OBJETIVOS:
1. Liste, na ordem em que surgem, todas as expressões diferentes que o texto sobre o filme The Batman coloca entre aspas.
2. Reescreva o trecho do texto sobre o filme The Batman entre "Que carapuça seria" e "não faria melhor.", inclusive, trocando "carapuça" por "máscara".
3. Escreva a continuação do texto sobre o filme The Batman a partir do ponto em que ele termina.

Se você é minimamente interessado em cultura pop, muito provavelmente já deve ter ouvido falar, ou até mesmo lido que em “The Batman” de Matt Reeves, somos apresentados a uma visão do herói jamais antes explorada nos cinemas.
Isso é verdade, aqui o diretor é muito perspicaz ao fazer nosso protoganista “vestir a carapuça”.
Que carapuça seria essa?
Não, não é aquela preta que vem acompanhada de chifres e uma capa de morcego. Estou falando daquela que consegue ser ainda mais superficial e que todo protointeligentão de internet decide evidenciar:

Principalmente quando uma pessoa que tem o viés mais progressista diz que o Batman é seu super-heroi preferido (sim, é um comentário autobiográfico caso não tenham percebido.. kkk’). E sim a “carapuça” a qual me refiro aqui é a de pobre menino rico, reacionário e que flerta com o neofacismo. De fato, chamar uma figura dessas de heroi é tão contraditório quanto este ter um rapaz preto, periférico de um país subdesenvolvido da américa do sul dentre os seus maiores fãs. Mas o roteiro deste de The Batman meus amigos, explica isso pra todos que assistem e faz isso de forma que eu na minha insignificância não faria melhor.
⚠️ Abaixo começa a zona de Spoilers ⚠️
O Batman Pelo Batman
De início o The Batman oferece uma imersão na psiquê e na auto-imagem do Batman (interpretado por Robert Pattinson) que não lembro de ter visto nos cinemas até então. O recurso que é usado para isso é uma narração em “voiceover” que o prórprio Batman faz de seu diário.
Isso mesmo, um diário a lá Rorsarch no início de Watchmen e são bem parecidos em seu teor inclusive, e essa aqui foi a parte do filme onde fiquei um pouco mais orgulhoso de mim mesmo, porque diferente da empolgação efusiva e admiração que surgiu pelo personagem, quando li Watchmen pela primeira vez na adolescência, desta vez bateu uma certa vergonha alheia, não porque a qualidader do texto do filme fosse inferior a qualidade do texto da HQ, acho até que estão a altura. Mas ainda assim essa narração me soou mais como um adolescente reacionário querendo soar Edgy* no twiter.
Essa sequência da narração é seguida por uma cena onde se observa uma gangue de jovens maquiados como palhaços, prestes a fazer uma vítima no metrô, dentre eles um menino preto, o mais inseguro de todos, com apenas a metade da cara pintada.

Linhas de um conjunto de dados:
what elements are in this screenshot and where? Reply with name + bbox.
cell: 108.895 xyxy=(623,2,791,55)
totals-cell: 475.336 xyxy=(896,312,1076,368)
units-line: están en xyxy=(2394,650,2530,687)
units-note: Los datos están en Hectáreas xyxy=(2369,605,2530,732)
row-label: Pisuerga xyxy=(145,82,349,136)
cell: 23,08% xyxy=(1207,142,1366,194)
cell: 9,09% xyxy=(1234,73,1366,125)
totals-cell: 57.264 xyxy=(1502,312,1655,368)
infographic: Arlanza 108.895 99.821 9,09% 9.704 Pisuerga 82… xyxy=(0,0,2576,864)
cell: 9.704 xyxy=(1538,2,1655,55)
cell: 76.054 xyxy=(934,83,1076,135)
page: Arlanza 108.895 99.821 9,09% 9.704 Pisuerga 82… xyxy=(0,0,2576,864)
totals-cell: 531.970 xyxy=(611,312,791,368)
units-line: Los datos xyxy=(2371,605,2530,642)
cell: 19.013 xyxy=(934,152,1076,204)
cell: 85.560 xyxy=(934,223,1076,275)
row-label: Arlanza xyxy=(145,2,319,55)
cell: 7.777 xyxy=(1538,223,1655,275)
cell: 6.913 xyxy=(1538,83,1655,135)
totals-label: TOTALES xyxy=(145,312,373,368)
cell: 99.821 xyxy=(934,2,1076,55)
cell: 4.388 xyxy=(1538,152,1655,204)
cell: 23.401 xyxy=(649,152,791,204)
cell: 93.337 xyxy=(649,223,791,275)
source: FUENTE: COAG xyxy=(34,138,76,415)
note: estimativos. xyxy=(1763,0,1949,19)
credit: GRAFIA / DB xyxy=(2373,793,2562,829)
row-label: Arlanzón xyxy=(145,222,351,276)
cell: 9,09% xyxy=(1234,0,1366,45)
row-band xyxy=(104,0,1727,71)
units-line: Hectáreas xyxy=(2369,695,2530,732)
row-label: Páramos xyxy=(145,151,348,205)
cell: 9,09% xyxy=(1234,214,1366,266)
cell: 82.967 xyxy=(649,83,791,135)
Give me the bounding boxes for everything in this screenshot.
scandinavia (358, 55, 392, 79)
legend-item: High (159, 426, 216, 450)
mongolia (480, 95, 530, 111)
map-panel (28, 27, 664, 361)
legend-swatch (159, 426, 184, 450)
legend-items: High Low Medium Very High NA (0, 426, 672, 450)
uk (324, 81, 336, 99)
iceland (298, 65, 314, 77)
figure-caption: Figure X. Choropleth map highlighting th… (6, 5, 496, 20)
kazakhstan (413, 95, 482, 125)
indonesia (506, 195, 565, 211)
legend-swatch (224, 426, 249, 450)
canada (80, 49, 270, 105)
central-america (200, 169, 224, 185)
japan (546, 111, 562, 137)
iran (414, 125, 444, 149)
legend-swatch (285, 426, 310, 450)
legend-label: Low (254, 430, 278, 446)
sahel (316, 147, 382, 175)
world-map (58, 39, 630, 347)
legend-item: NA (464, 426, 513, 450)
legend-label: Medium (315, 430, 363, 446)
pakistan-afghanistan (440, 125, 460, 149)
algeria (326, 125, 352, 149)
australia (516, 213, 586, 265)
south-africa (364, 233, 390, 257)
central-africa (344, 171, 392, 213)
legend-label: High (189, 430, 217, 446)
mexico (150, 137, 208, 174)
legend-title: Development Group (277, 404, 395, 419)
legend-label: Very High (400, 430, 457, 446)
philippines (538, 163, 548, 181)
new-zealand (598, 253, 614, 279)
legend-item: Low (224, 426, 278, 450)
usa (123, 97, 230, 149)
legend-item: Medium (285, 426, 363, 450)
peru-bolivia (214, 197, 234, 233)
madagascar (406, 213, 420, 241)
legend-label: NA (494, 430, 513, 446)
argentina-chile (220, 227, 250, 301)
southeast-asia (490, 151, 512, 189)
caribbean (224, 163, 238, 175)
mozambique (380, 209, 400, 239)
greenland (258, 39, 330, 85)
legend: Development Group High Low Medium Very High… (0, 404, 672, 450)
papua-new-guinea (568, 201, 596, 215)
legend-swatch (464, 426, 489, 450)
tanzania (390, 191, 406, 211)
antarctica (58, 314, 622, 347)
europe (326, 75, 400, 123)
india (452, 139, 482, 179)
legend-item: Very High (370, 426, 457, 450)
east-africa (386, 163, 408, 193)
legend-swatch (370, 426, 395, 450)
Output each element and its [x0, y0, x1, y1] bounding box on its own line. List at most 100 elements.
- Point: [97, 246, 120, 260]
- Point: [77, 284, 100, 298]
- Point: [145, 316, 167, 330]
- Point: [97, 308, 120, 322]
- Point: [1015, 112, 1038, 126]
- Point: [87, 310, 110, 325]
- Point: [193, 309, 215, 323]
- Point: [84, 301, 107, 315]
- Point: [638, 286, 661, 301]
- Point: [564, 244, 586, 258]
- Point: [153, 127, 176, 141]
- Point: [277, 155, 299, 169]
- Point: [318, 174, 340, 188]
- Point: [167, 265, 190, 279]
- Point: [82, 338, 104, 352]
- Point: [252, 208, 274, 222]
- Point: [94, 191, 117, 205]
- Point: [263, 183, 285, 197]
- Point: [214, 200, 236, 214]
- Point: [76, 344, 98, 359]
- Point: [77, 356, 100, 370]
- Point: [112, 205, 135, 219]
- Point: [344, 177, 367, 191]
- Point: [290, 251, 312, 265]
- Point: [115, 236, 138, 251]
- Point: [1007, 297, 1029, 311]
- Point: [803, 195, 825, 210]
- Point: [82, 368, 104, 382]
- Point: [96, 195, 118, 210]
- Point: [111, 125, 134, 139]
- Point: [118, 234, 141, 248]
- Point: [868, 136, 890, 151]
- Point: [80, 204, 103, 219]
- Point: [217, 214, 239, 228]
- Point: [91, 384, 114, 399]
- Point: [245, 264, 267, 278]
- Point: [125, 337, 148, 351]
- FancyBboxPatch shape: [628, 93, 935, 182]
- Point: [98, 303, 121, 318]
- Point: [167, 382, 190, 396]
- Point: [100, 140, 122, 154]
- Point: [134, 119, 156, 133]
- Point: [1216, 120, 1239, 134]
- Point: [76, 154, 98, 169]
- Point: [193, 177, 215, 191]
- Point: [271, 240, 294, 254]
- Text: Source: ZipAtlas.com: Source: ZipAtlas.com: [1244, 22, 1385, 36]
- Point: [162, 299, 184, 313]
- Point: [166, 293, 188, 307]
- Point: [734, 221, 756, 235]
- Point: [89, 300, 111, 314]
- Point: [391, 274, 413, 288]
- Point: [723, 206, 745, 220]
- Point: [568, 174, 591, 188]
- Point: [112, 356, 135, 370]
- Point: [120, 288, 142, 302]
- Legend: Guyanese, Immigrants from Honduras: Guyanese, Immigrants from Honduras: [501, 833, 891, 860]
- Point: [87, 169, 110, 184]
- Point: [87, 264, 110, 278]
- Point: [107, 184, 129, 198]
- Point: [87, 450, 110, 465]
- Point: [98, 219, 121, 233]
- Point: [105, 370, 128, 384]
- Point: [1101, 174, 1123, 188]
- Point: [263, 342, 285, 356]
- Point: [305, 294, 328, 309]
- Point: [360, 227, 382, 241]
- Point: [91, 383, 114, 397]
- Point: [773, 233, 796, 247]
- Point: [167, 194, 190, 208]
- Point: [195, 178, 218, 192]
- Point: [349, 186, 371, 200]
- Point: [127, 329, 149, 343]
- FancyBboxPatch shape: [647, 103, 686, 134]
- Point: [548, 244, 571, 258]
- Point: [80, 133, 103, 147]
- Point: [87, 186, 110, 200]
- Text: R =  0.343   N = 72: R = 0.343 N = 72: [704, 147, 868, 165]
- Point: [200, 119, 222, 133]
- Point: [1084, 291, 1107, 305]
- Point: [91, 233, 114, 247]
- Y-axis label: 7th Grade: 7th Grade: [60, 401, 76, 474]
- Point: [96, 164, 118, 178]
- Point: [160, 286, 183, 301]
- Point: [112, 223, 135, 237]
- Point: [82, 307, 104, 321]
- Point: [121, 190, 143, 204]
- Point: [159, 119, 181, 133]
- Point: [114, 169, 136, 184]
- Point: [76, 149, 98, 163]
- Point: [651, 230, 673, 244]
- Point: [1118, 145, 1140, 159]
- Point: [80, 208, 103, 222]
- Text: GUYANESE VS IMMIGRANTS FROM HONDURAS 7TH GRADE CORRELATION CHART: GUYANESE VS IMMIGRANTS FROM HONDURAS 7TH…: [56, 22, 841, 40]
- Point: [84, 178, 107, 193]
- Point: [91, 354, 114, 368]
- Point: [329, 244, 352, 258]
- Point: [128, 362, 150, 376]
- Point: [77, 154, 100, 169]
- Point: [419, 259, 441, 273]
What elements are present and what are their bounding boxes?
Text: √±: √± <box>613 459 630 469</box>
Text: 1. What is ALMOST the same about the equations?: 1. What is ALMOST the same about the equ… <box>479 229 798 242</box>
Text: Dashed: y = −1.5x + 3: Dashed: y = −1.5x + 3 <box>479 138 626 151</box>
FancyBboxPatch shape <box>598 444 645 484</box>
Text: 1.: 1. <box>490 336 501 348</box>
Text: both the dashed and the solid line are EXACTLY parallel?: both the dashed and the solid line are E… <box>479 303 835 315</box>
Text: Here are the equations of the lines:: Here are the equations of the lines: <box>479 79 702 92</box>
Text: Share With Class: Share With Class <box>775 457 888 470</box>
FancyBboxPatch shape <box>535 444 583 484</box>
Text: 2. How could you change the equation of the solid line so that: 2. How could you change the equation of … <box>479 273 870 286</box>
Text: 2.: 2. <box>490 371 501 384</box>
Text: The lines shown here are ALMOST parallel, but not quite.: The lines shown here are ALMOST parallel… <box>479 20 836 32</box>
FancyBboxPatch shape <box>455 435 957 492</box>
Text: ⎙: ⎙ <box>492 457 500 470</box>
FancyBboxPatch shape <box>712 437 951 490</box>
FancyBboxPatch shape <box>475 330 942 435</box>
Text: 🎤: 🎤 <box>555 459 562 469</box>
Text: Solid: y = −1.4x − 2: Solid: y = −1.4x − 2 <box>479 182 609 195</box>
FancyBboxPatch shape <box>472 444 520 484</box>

RESPOSTAS POR TAREFA:
1. “The Batman”, “vestir a carapuça”, “carapuça”, “voiceover”

2.
Que máscara seria essa?
Não, não é aquela preta que vem acompanhada de chifres e uma capa de morcego. Estou falando daquela que consegue ser ainda mais superficial e que todo protointeligentão de internet decide evidenciar:

Principalmente quando uma pessoa que tem o viés mais progressista diz que o Batman é seu super-heroi preferido (sim, é um comentário autobiográfico caso não tenham percebido.. kkk’). E sim a “máscara” a qual me refiro aqui é a de pobre menino rico, reacionário e que flerta com o neofacismo. De fato, chamar uma figura dessas de heroi é tão contraditório quanto este ter um rapaz preto, periférico de um país subdesenvolvido da américa do sul dentre os seus maiores fãs. Mas o roteiro deste de The Batman meus amigos, explica isso pra todos que assistem e faz isso de forma que eu na minha insignificância não faria melhor.

3.
O “legal” desta cena é a junção de alguns planos panorâmicos de Gotham apresentados anteriormente, é possível entender que a cidade, apesar de grande, é um lixo. E as consequências de uma cidade, ruim, degradada, onde se existe uma crise economica muito grande são pessoas que vão recorrer ao crime e então…
Chega o Batman e desce o cassete na gangue toda com igual violência e manda a famigerada frase que já tinha sido divulgada antes no trailer “SOU VINGANÇA!” e até mesmo a vítima em cena entendeu, não, isso não é um heroi para se admirar e essa não é necessariamente uma atitude que se dê para aplaudir.
Pronto!
Já dá pra dizer de início que não gostei do Batman… e do Bruce Wayne, bom dá para entender bem este Bruce Wayne observando a interação dele com o Alfred (Andy Serkis) qualquer avanço mais afetivo que Alfred tenta fazer, o menino Bruce faz questão de lembra-lo de que ele é um funcionário, que eles não tem laços familiares, ou como ele mesmo diz: “você não é meu pai Alfred”, se lembram do adolescente reacionário tentando ser Edgy? Então uma excelente forma de descrever este Bruce Wayne, pelo menos de início.
Um Aceno a Representatividade:
The Batman faz um esforço para corrigir a imagem de uma Gotham um tanto quanto embranquecida, criada por meio de inúmeras, HQ’s, animações e filmes ao decorrer de décadas. Através de vejam só, bons personagens! Uma delas é a candidata a prefeita mulher, preta, jovem e honesta, um frescor no meio do mar de corrupção quase que Institucionalizada na cidade interpretada por Jayme Lawson. Não posso deixar de comentar, embora evidentemente a inspiração tenha sido outra, não tem como não lembrar de Marielle Franco.

Temos também o aqui ainda Tenente Gordon, interpretado por Jefrey Wright que como de praxe está muito bem no papel e esse cast evidencia, que o comissário Gordon não tem obrigatoriedade nenhuma em ser um cara branco de bigode ruivo. E não, isso não descaracteriza o personagem. O Gordon deixar de ser um policial honesto descaracterizaria.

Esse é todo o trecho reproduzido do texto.